Work to be completed. Only the pictures are left out: repeat the rest of the entries exactly.

>>>

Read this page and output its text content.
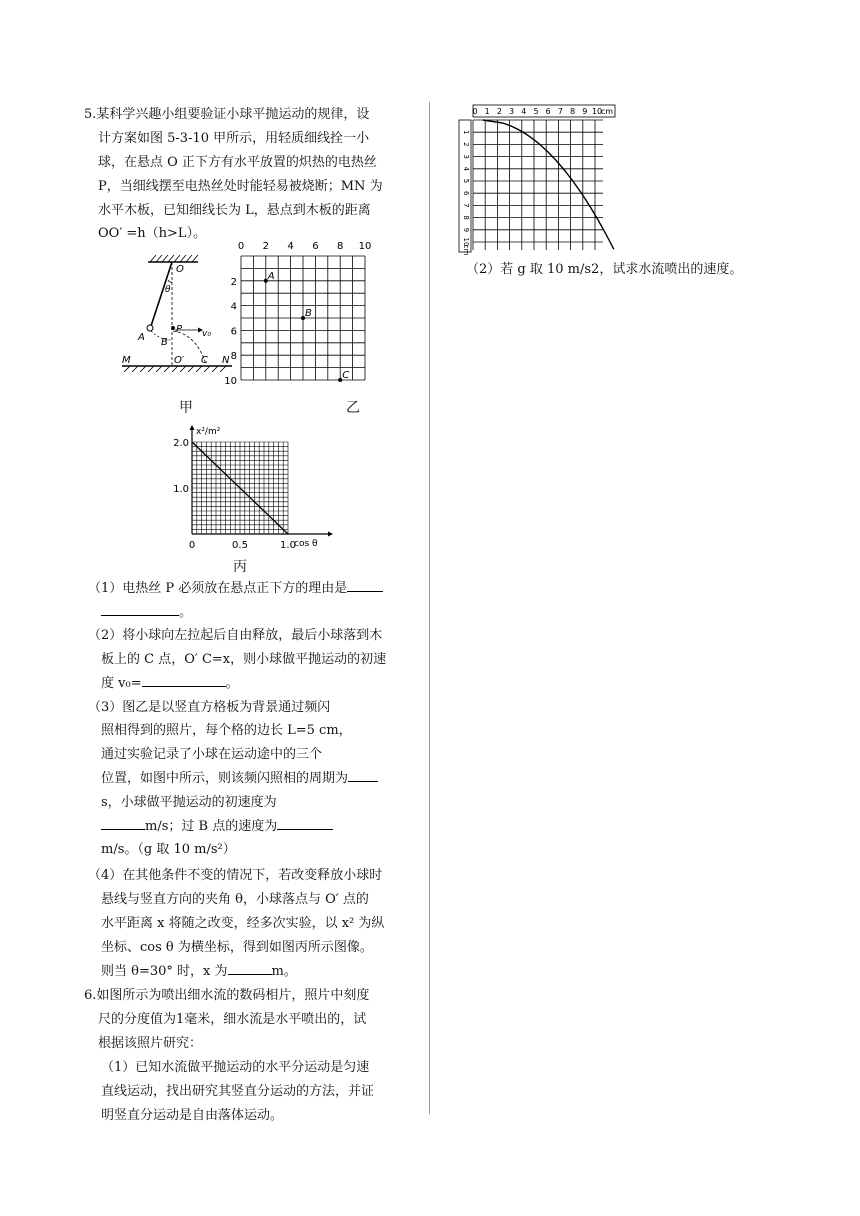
5.某科学兴趣小组要验证小球平抛运动的规律，设
计方案如图 5-3-10 甲所示，用轻质细线拴一小
球，在悬点 O 正下方有水平放置的炽热的电热丝
P，当细线摆至电热丝处时能轻易被烧断；MN 为
水平木板，已知细线长为 L，悬点到木板的距离
OO′ =h（h>L）。
O
θ
A
P v₀
B
O′ C
M	N
甲
0 2 4 6 8 10
2
4
6
8
10
A
B
C
乙
x²/m²
cos θ
2.0
1.0
0	0.5	1.0
丙
（1）电热丝 P 必须放在悬点正下方的理由是
。
（2）将小球向左拉起后自由释放，最后小球落到木
板上的 C 点，O′ C=x，则小球做平抛运动的初速
度 v₀=	。
（3）图乙是以竖直方格板为背景通过频闪
照相得到的照片，每个格的边长 L=5 cm，
通过实验记录了小球在运动途中的三个
位置，如图中所示，则该频闪照相的周期为
s，小球做平抛运动的初速度为
m/s；过 B 点的速度为
m/s。（g 取 10 m/s²）
（4）在其他条件不变的情况下，若改变释放小球时
悬线与竖直方向的夹角 θ，小球落点与 O′ 点的
水平距离 x 将随之改变，经多次实验，以 x² 为纵
坐标、cos θ 为横坐标，得到如图丙所示图像。
则当 θ=30° 时，x 为	m。
6.如图所示为喷出细水流的数码相片，照片中刻度
尺的分度值为1毫米，细水流是水平喷出的，试
根据该照片研究：
（1）已知水流做平抛运动的水平分运动是匀速
直线运动，找出研究其竖直分运动的方法，并证
明竖直分运动是自由落体运动。
0 1 2 3 4 5 6 7 8 9 10
cm
1
2
3
4
5
6
7
8
9
10
cm
（2）若 g 取 10 m/s2，试求水流喷出的速度。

<<<

Written solution.
Read this page and output its text content.
5.某科学兴趣小组要验证小球平抛运动的规律，设
计方案如图 5-3-10 甲所示，用轻质细线拴一小
球，在悬点 O 正下方有水平放置的炽热的电热丝
P，当细线摆至电热丝处时能轻易被烧断；MN 为
水平木板，已知细线长为 L，悬点到木板的距离
OO′ =h（h>L）。
O
θ
A
P v₀
B
O′ C
M	N
甲
0 2 4 6 8 10
2
4
6
8
10
A
B
C
乙
x²/m²
cos θ
2.0
1.0
0	0.5	1.0
丙
（1）电热丝 P 必须放在悬点正下方的理由是
。
（2）将小球向左拉起后自由释放，最后小球落到木
板上的 C 点，O′ C=x，则小球做平抛运动的初速
度 v₀=	。
（3）图乙是以竖直方格板为背景通过频闪
照相得到的照片，每个格的边长 L=5 cm，
通过实验记录了小球在运动途中的三个
位置，如图中所示，则该频闪照相的周期为
s，小球做平抛运动的初速度为
m/s；过 B 点的速度为
m/s。（g 取 10 m/s²）
（4）在其他条件不变的情况下，若改变释放小球时
悬线与竖直方向的夹角 θ，小球落点与 O′ 点的
水平距离 x 将随之改变，经多次实验，以 x² 为纵
坐标、cos θ 为横坐标，得到如图丙所示图像。
则当 θ=30° 时，x 为	m。
6.如图所示为喷出细水流的数码相片，照片中刻度
尺的分度值为1毫米，细水流是水平喷出的，试
根据该照片研究：
（1）已知水流做平抛运动的水平分运动是匀速
直线运动，找出研究其竖直分运动的方法，并证
明竖直分运动是自由落体运动。
0 1 2 3 4 5 6 7 8 9 10
cm
1
2
3
4
5
6
7
8
9
10
cm
（2）若 g 取 10 m/s2，试求水流喷出的速度。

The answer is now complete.